-- Start of MATERIAL --
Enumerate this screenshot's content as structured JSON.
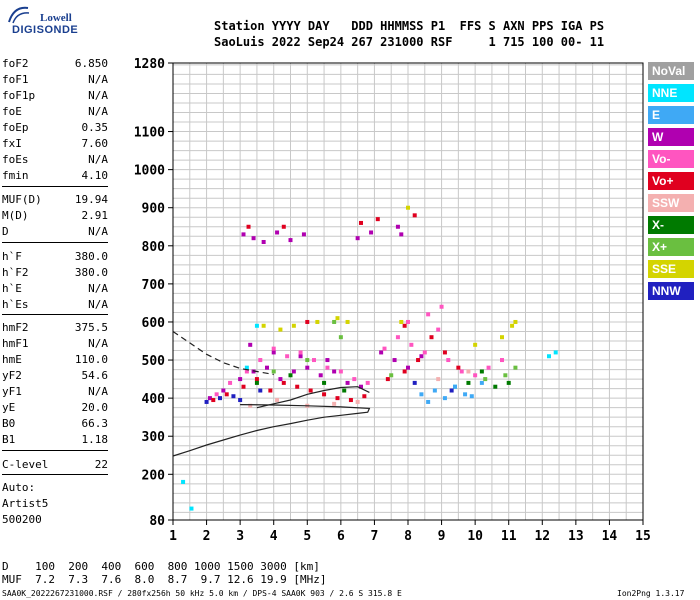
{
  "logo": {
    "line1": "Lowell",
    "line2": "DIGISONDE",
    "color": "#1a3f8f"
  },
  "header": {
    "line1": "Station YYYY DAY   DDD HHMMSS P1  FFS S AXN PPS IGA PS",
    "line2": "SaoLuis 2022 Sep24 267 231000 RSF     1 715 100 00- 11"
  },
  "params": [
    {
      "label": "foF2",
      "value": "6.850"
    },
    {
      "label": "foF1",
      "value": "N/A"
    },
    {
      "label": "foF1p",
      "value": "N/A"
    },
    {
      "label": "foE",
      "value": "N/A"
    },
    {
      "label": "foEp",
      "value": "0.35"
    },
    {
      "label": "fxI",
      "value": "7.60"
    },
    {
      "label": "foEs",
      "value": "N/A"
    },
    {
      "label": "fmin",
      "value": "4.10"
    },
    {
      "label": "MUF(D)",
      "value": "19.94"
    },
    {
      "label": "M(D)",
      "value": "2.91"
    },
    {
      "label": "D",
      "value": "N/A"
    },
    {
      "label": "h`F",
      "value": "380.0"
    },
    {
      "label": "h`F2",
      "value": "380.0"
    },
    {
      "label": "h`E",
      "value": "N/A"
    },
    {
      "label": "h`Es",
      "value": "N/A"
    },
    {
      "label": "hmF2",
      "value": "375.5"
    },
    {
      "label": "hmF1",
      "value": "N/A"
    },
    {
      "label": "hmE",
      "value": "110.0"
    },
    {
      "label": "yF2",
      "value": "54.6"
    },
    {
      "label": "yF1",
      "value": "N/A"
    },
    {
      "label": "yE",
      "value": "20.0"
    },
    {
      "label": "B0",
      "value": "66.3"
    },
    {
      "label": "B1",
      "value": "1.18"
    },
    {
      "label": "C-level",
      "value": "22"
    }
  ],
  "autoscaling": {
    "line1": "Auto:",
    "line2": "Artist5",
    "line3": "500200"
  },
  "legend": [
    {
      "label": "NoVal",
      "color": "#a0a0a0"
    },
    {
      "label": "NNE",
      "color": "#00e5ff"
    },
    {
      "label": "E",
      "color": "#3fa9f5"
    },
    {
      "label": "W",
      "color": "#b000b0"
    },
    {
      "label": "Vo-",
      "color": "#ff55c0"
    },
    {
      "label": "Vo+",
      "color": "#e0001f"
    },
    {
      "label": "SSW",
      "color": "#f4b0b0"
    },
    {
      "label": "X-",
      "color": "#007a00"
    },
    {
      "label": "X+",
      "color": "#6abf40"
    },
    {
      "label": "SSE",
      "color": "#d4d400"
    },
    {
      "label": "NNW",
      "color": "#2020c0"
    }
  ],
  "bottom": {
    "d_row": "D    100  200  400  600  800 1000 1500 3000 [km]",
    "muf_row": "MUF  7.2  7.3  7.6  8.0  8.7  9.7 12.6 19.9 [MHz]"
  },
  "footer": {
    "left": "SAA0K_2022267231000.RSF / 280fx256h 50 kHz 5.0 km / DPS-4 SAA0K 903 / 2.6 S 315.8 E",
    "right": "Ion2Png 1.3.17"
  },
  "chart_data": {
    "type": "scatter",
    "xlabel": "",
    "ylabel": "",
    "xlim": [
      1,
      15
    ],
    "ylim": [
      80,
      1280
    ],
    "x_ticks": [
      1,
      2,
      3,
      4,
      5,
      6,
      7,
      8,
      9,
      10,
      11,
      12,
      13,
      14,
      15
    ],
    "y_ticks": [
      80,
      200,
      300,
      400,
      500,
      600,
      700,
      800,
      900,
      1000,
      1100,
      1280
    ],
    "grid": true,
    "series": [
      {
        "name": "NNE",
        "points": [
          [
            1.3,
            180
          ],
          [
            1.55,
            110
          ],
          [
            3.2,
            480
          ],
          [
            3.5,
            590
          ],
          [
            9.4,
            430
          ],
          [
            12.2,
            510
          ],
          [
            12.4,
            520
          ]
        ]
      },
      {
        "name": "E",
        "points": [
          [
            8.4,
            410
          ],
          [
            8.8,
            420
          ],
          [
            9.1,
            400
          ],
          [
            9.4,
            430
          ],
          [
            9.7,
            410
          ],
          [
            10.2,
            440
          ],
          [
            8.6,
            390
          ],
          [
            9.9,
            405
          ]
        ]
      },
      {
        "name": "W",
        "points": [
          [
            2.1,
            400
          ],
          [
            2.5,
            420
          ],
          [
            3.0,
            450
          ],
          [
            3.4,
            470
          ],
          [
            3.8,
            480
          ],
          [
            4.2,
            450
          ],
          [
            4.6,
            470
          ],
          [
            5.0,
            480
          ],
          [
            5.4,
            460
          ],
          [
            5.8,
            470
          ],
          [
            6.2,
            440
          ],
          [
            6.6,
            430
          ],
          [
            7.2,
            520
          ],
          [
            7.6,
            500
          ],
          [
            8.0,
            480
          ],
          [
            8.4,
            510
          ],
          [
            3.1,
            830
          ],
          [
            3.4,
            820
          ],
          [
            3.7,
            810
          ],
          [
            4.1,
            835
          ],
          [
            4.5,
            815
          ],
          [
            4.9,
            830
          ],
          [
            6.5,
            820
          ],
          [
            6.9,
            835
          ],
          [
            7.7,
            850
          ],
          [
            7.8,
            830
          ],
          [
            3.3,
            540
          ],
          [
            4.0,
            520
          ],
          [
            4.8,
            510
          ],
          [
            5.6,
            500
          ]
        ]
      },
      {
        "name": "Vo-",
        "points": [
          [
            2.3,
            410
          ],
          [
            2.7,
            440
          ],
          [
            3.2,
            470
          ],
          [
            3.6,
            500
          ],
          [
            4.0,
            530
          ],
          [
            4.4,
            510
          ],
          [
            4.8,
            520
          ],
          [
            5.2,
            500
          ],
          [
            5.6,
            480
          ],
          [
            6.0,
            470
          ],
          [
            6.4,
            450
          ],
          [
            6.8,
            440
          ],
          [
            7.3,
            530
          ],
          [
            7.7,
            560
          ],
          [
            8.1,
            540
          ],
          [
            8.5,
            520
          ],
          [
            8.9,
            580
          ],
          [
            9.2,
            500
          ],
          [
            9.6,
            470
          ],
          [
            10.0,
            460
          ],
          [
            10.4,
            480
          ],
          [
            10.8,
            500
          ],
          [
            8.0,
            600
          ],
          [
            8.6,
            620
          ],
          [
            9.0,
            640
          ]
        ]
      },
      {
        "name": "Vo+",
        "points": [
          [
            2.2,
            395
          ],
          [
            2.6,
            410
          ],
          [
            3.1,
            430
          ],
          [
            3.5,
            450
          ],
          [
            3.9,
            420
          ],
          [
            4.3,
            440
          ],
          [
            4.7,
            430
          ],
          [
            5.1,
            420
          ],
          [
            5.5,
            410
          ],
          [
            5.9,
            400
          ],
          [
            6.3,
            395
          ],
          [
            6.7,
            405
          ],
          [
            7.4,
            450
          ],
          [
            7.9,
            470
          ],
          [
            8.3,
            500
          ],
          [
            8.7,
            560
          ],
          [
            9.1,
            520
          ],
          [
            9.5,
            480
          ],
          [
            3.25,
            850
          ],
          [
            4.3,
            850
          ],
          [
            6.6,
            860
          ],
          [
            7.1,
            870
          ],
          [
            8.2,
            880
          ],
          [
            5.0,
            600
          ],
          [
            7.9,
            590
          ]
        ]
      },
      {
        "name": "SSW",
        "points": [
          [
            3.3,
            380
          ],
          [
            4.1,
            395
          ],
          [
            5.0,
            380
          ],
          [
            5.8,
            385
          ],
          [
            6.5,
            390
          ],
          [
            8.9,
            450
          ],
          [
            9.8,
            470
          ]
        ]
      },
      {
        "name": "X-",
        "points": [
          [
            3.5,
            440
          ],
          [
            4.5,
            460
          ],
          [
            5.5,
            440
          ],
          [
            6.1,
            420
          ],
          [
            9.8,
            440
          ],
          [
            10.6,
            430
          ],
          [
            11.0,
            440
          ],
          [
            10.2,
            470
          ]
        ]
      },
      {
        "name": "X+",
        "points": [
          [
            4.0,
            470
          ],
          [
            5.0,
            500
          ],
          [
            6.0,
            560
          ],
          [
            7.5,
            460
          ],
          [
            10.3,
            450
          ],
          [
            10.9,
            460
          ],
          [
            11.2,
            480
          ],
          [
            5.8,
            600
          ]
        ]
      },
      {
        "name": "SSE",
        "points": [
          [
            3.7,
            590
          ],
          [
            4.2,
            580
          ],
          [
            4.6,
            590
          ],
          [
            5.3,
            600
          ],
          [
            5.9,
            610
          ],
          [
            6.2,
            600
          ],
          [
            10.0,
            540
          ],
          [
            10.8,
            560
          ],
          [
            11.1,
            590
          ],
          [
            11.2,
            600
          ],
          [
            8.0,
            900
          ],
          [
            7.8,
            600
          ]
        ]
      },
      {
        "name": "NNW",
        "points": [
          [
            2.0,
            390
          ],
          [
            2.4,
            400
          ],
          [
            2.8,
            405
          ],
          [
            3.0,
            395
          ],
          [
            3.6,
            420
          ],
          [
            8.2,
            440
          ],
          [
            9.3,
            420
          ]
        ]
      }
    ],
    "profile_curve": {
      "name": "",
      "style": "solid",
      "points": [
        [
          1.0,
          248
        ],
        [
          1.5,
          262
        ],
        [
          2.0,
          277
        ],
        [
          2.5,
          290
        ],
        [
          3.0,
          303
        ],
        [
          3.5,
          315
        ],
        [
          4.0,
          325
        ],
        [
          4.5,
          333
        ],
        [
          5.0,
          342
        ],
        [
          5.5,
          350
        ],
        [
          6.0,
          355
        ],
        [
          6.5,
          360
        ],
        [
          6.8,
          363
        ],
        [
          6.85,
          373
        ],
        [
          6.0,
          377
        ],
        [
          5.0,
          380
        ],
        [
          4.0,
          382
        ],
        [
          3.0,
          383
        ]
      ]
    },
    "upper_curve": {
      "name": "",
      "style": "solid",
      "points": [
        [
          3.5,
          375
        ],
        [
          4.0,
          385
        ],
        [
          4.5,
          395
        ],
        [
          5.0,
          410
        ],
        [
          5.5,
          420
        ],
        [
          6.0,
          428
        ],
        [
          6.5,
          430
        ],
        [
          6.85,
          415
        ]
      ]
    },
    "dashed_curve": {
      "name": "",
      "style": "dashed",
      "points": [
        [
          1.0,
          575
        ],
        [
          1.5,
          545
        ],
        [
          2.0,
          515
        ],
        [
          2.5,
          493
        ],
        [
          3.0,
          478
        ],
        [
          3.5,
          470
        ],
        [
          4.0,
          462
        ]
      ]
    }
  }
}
-- End of MATERIAL --
-- Start of MATERIAL --
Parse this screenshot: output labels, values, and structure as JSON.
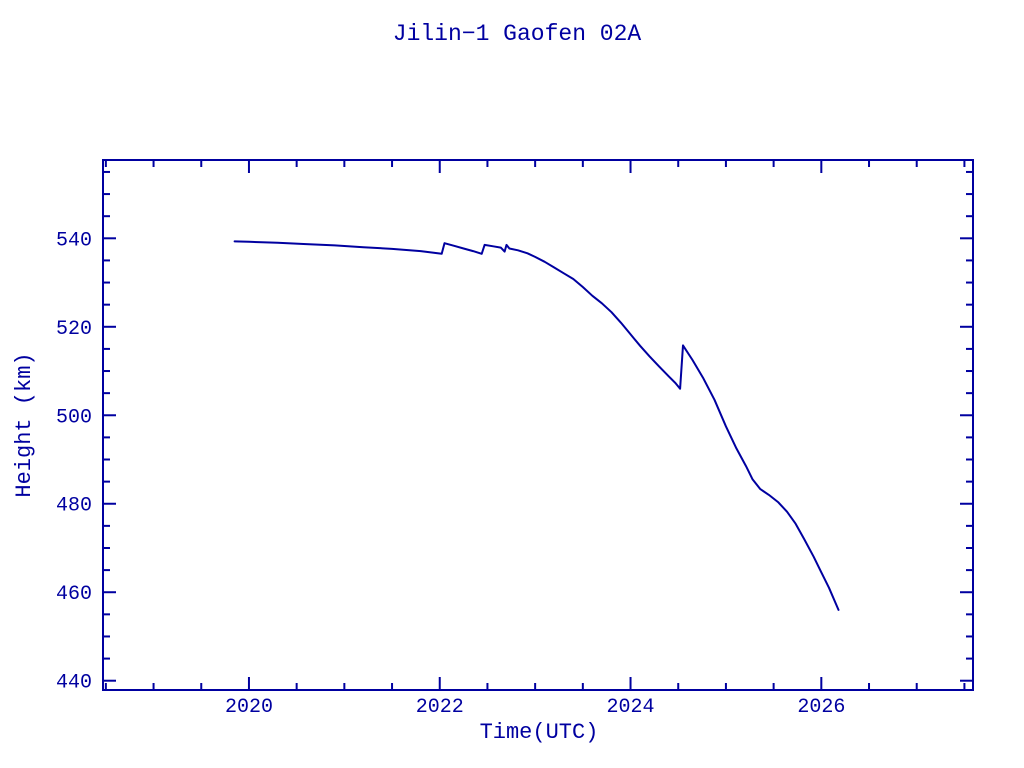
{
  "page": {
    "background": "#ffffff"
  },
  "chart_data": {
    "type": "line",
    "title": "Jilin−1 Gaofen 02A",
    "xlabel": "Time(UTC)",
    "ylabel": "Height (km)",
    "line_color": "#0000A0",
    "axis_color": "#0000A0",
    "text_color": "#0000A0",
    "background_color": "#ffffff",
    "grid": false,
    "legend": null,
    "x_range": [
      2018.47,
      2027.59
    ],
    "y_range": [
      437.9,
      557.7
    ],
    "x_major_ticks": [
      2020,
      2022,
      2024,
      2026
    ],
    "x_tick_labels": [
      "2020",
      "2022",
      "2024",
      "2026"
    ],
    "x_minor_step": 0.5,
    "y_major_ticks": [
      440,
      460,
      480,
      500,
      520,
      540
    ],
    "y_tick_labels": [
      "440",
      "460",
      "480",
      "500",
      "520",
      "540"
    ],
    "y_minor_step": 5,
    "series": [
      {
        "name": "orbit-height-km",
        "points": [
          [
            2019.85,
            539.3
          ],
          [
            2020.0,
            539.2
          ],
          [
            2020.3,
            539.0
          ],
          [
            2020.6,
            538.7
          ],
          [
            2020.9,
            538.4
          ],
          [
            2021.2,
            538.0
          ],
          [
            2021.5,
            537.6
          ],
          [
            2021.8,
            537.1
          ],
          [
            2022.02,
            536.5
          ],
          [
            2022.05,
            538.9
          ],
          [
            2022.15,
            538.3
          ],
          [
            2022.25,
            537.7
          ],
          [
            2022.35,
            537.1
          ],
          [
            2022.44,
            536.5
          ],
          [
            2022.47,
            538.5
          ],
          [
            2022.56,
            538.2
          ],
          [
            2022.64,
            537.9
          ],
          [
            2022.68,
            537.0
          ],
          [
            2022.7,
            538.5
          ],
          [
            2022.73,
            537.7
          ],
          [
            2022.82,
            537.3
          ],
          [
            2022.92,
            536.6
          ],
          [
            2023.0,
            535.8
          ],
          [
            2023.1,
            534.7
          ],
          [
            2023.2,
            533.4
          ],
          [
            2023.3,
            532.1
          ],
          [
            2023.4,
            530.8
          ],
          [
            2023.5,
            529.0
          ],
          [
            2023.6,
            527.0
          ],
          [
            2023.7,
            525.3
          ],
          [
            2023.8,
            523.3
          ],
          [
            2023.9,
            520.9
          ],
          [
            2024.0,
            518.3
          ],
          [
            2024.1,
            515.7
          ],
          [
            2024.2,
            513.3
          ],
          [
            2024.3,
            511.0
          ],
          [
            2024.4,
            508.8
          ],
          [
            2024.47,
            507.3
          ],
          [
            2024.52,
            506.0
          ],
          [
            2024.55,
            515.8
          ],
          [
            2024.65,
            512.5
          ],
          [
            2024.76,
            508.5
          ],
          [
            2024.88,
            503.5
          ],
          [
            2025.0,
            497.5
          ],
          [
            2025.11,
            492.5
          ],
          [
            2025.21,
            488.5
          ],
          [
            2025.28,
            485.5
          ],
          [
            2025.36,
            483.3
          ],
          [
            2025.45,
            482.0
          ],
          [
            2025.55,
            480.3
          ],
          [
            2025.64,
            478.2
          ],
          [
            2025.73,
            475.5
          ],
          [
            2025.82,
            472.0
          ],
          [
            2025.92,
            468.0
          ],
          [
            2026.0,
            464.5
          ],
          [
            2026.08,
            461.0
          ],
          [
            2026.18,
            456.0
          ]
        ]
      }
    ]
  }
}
-- End of MATERIAL --
→ **TASK**
In the records above, how many lines include the string "screenshot"? Answer with only the number.

→ **SOLUTION BELOW**
2